* [Data for the task]:
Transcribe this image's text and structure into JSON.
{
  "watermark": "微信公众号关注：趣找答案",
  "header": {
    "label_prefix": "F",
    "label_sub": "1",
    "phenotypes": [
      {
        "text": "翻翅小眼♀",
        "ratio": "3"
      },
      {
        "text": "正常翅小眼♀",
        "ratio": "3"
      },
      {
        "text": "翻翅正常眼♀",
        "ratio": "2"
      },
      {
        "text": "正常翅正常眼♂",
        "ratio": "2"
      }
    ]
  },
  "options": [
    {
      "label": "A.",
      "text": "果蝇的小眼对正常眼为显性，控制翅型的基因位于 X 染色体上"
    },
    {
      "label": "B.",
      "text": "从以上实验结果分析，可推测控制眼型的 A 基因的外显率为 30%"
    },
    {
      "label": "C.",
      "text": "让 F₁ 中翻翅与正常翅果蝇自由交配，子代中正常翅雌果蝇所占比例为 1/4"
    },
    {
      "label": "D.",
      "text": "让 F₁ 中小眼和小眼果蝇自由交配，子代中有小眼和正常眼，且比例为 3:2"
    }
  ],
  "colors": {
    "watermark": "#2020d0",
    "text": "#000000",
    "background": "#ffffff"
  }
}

* [Stated goal]:
Return the listing above in full, character for character.

* [Expected answer]:
Transcribe this image's text and structure into JSON.
{
  "watermark": "微信公众号关注：趣找答案",
  "header": {
    "label_prefix": "F",
    "label_sub": "1",
    "phenotypes": [
      {
        "text": "翻翅小眼♀",
        "ratio": "3"
      },
      {
        "text": "正常翅小眼♀",
        "ratio": "3"
      },
      {
        "text": "翻翅正常眼♀",
        "ratio": "2"
      },
      {
        "text": "正常翅正常眼♂",
        "ratio": "2"
      }
    ]
  },
  "options": [
    {
      "label": "A.",
      "text": "果蝇的小眼对正常眼为显性，控制翅型的基因位于 X 染色体上"
    },
    {
      "label": "B.",
      "text": "从以上实验结果分析，可推测控制眼型的 A 基因的外显率为 30%"
    },
    {
      "label": "C.",
      "text": "让 F₁ 中翻翅与正常翅果蝇自由交配，子代中正常翅雌果蝇所占比例为 1/4"
    },
    {
      "label": "D.",
      "text": "让 F₁ 中小眼和小眼果蝇自由交配，子代中有小眼和正常眼，且比例为 3:2"
    }
  ],
  "colors": {
    "watermark": "#2020d0",
    "text": "#000000",
    "background": "#ffffff"
  }
}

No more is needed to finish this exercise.